+++ SUPPLIED DATA

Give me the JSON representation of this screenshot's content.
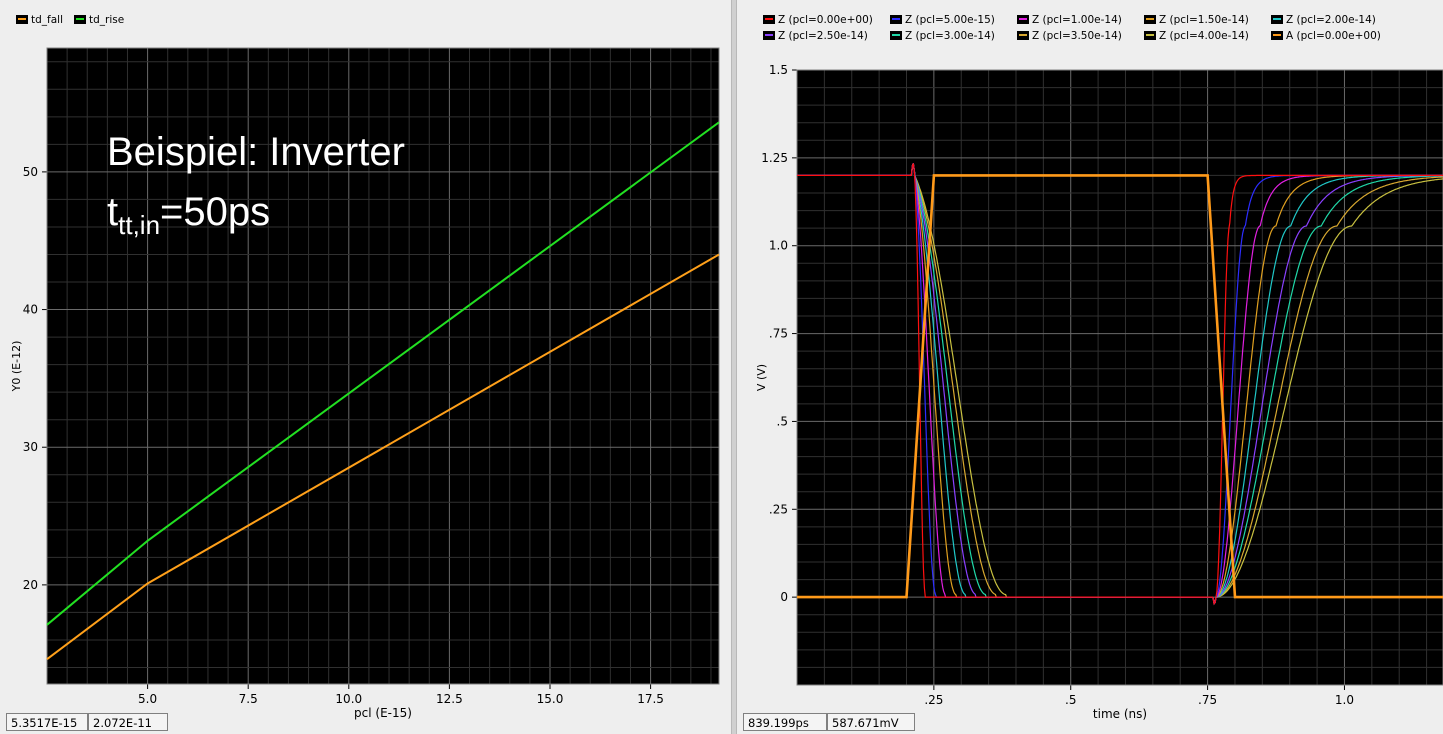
{
  "left": {
    "legend": [
      {
        "label": "td_fall",
        "color": "#ffa01a"
      },
      {
        "label": "td_rise",
        "color": "#22e022"
      }
    ],
    "annotation": {
      "line1": "Beispiel: Inverter",
      "sub_t": "t",
      "sub": "tt,in",
      "rest": "=50ps"
    },
    "readouts": [
      "5.3517E-15",
      "2.072E-11"
    ]
  },
  "right": {
    "legend": [
      {
        "label": "Z (pcl=0.00e+00)",
        "color": "#ff1010"
      },
      {
        "label": "Z (pcl=5.00e-15)",
        "color": "#2d2dff"
      },
      {
        "label": "Z (pcl=1.00e-14)",
        "color": "#e020e0"
      },
      {
        "label": "Z (pcl=1.50e-14)",
        "color": "#e0a020"
      },
      {
        "label": "Z (pcl=2.00e-14)",
        "color": "#20c8c8"
      },
      {
        "label": "Z (pcl=2.50e-14)",
        "color": "#8a40ff"
      },
      {
        "label": "Z (pcl=3.00e-14)",
        "color": "#20d8a8"
      },
      {
        "label": "Z (pcl=3.50e-14)",
        "color": "#d8a830"
      },
      {
        "label": "Z (pcl=4.00e-14)",
        "color": "#c8c040"
      },
      {
        "label": "A (pcl=0.00e+00)",
        "color": "#ff9a1a"
      }
    ],
    "readouts": [
      "839.199ps",
      "587.671mV"
    ]
  },
  "chart_data": [
    {
      "type": "line",
      "xlabel": "pcl (E-15)",
      "ylabel": "Y0 (E-12)",
      "xlim": [
        2.5,
        19.2
      ],
      "ylim": [
        12.8,
        59
      ],
      "xticks": [
        5.0,
        7.5,
        10.0,
        12.5,
        15.0,
        17.5
      ],
      "xticklabels": [
        "5.0",
        "7.5",
        "10.0",
        "12.5",
        "15.0",
        "17.5"
      ],
      "yticks": [
        20,
        30,
        40,
        50
      ],
      "yticklabels": [
        "20",
        "30",
        "40",
        "50"
      ],
      "grid": true,
      "background": "#000000",
      "legend_position": "top-left",
      "series": [
        {
          "name": "td_fall",
          "color": "#ffa01a",
          "x": [
            2.5,
            5,
            19.2
          ],
          "y": [
            14.6,
            20.1,
            44.0
          ]
        },
        {
          "name": "td_rise",
          "color": "#22e022",
          "x": [
            2.5,
            5,
            19.2
          ],
          "y": [
            17.1,
            23.2,
            53.6
          ]
        }
      ]
    },
    {
      "type": "line",
      "xlabel": "time (ns)",
      "ylabel": "V (V)",
      "xlim": [
        0,
        1.18
      ],
      "ylim": [
        -0.25,
        1.5
      ],
      "xticks": [
        0.25,
        0.5,
        0.75,
        1.0
      ],
      "xticklabels": [
        ".25",
        ".5",
        ".75",
        "1.0"
      ],
      "yticks": [
        0,
        0.25,
        0.5,
        0.75,
        1.0,
        1.25,
        1.5
      ],
      "yticklabels": [
        "0",
        ".25",
        ".5",
        ".75",
        "1.0",
        "1.25",
        "1.5"
      ],
      "grid": true,
      "background": "#000000",
      "legend_position": "top",
      "input": {
        "name": "A (pcl=0.00e+00)",
        "color": "#ff9a1a",
        "x": [
          0,
          0.2,
          0.25,
          0.75,
          0.8,
          1.18
        ],
        "y": [
          0,
          0,
          1.2,
          1.2,
          0,
          0
        ]
      },
      "outputs": [
        {
          "name": "Z (pcl=0.00e+00)",
          "color": "#ff1010",
          "pcl": 0.0
        },
        {
          "name": "Z (pcl=5.00e-15)",
          "color": "#2d2dff",
          "pcl": 5e-15
        },
        {
          "name": "Z (pcl=1.00e-14)",
          "color": "#e020e0",
          "pcl": 1e-14
        },
        {
          "name": "Z (pcl=1.50e-14)",
          "color": "#e0a020",
          "pcl": 1.5e-14
        },
        {
          "name": "Z (pcl=2.00e-14)",
          "color": "#20c8c8",
          "pcl": 2e-14
        },
        {
          "name": "Z (pcl=2.50e-14)",
          "color": "#8a40ff",
          "pcl": 2.5e-14
        },
        {
          "name": "Z (pcl=3.00e-14)",
          "color": "#20d8a8",
          "pcl": 3e-14
        },
        {
          "name": "Z (pcl=3.50e-14)",
          "color": "#d8a830",
          "pcl": 3.5e-14
        },
        {
          "name": "Z (pcl=4.00e-14)",
          "color": "#c8c040",
          "pcl": 4e-14
        }
      ],
      "output_high": 1.2,
      "output_low": 0.0,
      "output_fall_start_ns": 0.215,
      "output_fall_90_10_ns": [
        0.012,
        0.024,
        0.035,
        0.047,
        0.058,
        0.07,
        0.081,
        0.093,
        0.104
      ],
      "output_rise_start_ns": 0.765,
      "output_rise_10_90_ns": [
        0.014,
        0.03,
        0.045,
        0.061,
        0.076,
        0.092,
        0.107,
        0.123,
        0.138
      ]
    }
  ]
}
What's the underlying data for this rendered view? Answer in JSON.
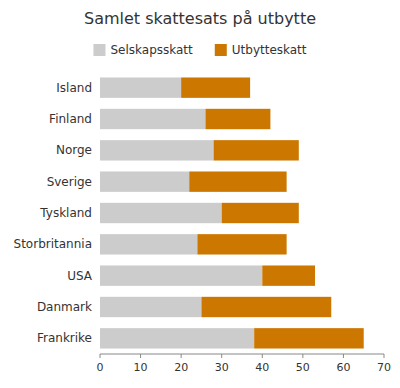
{
  "chart_data": {
    "type": "bar",
    "orientation": "horizontal",
    "stacked": true,
    "title": "Samlet skattesats på utbytte",
    "categories": [
      "Island",
      "Finland",
      "Norge",
      "Sverige",
      "Tyskland",
      "Storbritannia",
      "USA",
      "Danmark",
      "Frankrike"
    ],
    "series": [
      {
        "name": "Selskapsskatt",
        "color": "#cccccc",
        "values": [
          20,
          26,
          28,
          22,
          30,
          24,
          40,
          25,
          38
        ]
      },
      {
        "name": "Utbytteskatt",
        "color": "#cc7700",
        "values": [
          17,
          16,
          21,
          24,
          19,
          22,
          13,
          32,
          27
        ]
      }
    ],
    "xlim": [
      0,
      70
    ],
    "xticks": [
      0,
      10,
      20,
      30,
      40,
      50,
      60,
      70
    ],
    "grid": false,
    "legend": "top"
  }
}
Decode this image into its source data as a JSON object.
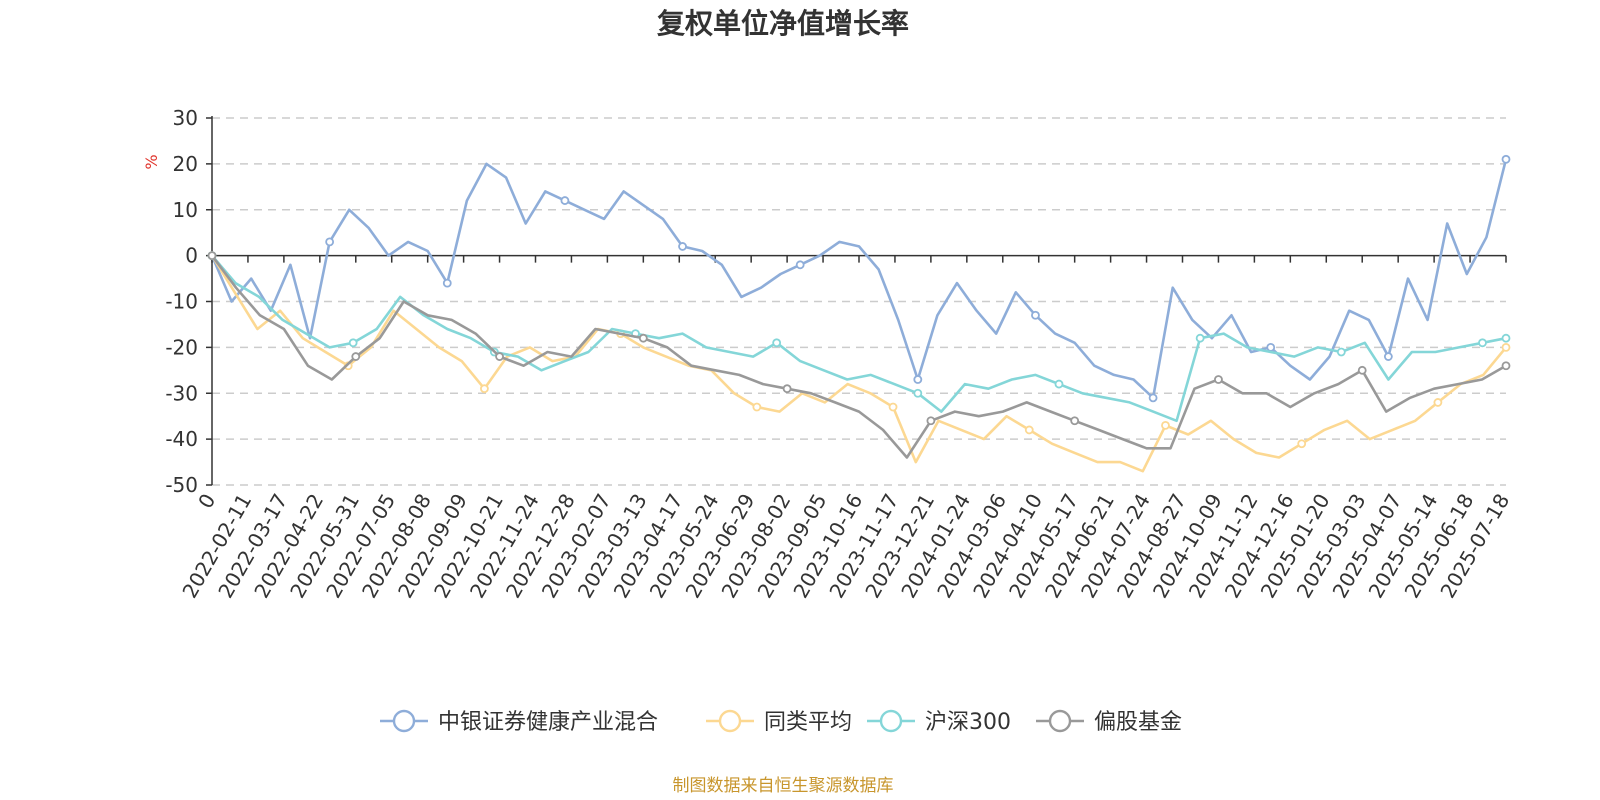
{
  "chart_data": {
    "type": "line",
    "title": "复权单位净值增长率",
    "ylabel": "%",
    "ylim": [
      -50,
      30
    ],
    "yticks": [
      "30",
      "20",
      "10",
      "0",
      "-10",
      "-20",
      "-30",
      "-40",
      "-50"
    ],
    "x_tick_labels": [
      "0",
      "2022-02-11",
      "2022-03-17",
      "2022-04-22",
      "2022-05-31",
      "2022-07-05",
      "2022-08-08",
      "2022-09-09",
      "2022-10-21",
      "2022-11-24",
      "2022-12-28",
      "2023-02-07",
      "2023-03-13",
      "2023-04-17",
      "2023-05-24",
      "2023-06-29",
      "2023-08-02",
      "2023-09-05",
      "2023-10-16",
      "2023-11-17",
      "2023-12-21",
      "2024-01-24",
      "2024-03-06",
      "2024-04-10",
      "2024-05-17",
      "2024-06-21",
      "2024-07-24",
      "2024-08-27",
      "2024-10-09",
      "2024-11-12",
      "2024-12-16",
      "2025-01-20",
      "2025-03-03",
      "2025-04-07",
      "2025-05-14",
      "2025-06-18",
      "2025-07-18"
    ],
    "grid": true,
    "legend_position": "bottom",
    "series": [
      {
        "name": "中银证券健康产业混合",
        "color": "#8eadd9",
        "values": [
          0,
          -10,
          -5,
          -12,
          -2,
          -18,
          3,
          10,
          6,
          0,
          3,
          1,
          -6,
          12,
          20,
          17,
          7,
          14,
          12,
          10,
          8,
          14,
          11,
          8,
          2,
          1,
          -2,
          -9,
          -7,
          -4,
          -2,
          0,
          3,
          2,
          -3,
          -14,
          -27,
          -13,
          -6,
          -12,
          -17,
          -8,
          -13,
          -17,
          -19,
          -24,
          -26,
          -27,
          -31,
          -7,
          -14,
          -18,
          -13,
          -21,
          -20,
          -24,
          -27,
          -22,
          -12,
          -14,
          -22,
          -5,
          -14,
          7,
          -4,
          4,
          21
        ]
      },
      {
        "name": "同类平均",
        "color": "#fcd892",
        "values": [
          0,
          -8,
          -16,
          -12,
          -18,
          -21,
          -24,
          -20,
          -12,
          -16,
          -20,
          -23,
          -29,
          -22,
          -20,
          -23,
          -22,
          -16,
          -17,
          -20,
          -22,
          -24,
          -25,
          -30,
          -33,
          -34,
          -30,
          -32,
          -28,
          -30,
          -33,
          -45,
          -36,
          -38,
          -40,
          -35,
          -38,
          -41,
          -43,
          -45,
          -45,
          -47,
          -37,
          -39,
          -36,
          -40,
          -43,
          -44,
          -41,
          -38,
          -36,
          -40,
          -38,
          -36,
          -32,
          -28,
          -26,
          -20
        ]
      },
      {
        "name": "沪深300",
        "color": "#84d6d8",
        "values": [
          0,
          -6,
          -9,
          -14,
          -17,
          -20,
          -19,
          -16,
          -9,
          -13,
          -16,
          -18,
          -21,
          -22,
          -25,
          -23,
          -21,
          -16,
          -17,
          -18,
          -17,
          -20,
          -21,
          -22,
          -19,
          -23,
          -25,
          -27,
          -26,
          -28,
          -30,
          -34,
          -28,
          -29,
          -27,
          -26,
          -28,
          -30,
          -31,
          -32,
          -34,
          -36,
          -18,
          -17,
          -20,
          -21,
          -22,
          -20,
          -21,
          -19,
          -27,
          -21,
          -21,
          -20,
          -19,
          -18
        ]
      },
      {
        "name": "偏股基金",
        "color": "#999999",
        "values": [
          0,
          -7,
          -13,
          -16,
          -24,
          -27,
          -22,
          -18,
          -10,
          -13,
          -14,
          -17,
          -22,
          -24,
          -21,
          -22,
          -16,
          -17,
          -18,
          -20,
          -24,
          -25,
          -26,
          -28,
          -29,
          -30,
          -32,
          -34,
          -38,
          -44,
          -36,
          -34,
          -35,
          -34,
          -32,
          -34,
          -36,
          -38,
          -40,
          -42,
          -42,
          -29,
          -27,
          -30,
          -30,
          -33,
          -30,
          -28,
          -25,
          -34,
          -31,
          -29,
          -28,
          -27,
          -24
        ]
      }
    ]
  },
  "source_text": "制图数据来自恒生聚源数据库",
  "colors": {
    "unit_label": "#e0342c",
    "source_text": "#c8962d",
    "axis": "#333333",
    "grid": "#cccccc"
  }
}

++++++

- _THE TASK_
Select every line above that contains the word "this", and copy it.

- _RESULT OF THE TASK_
Give me the JSON representation of this screenshot's content.
What's the underlying data for this rendered view? Answer in JSON.
Decode this image into its source data as a JSON object.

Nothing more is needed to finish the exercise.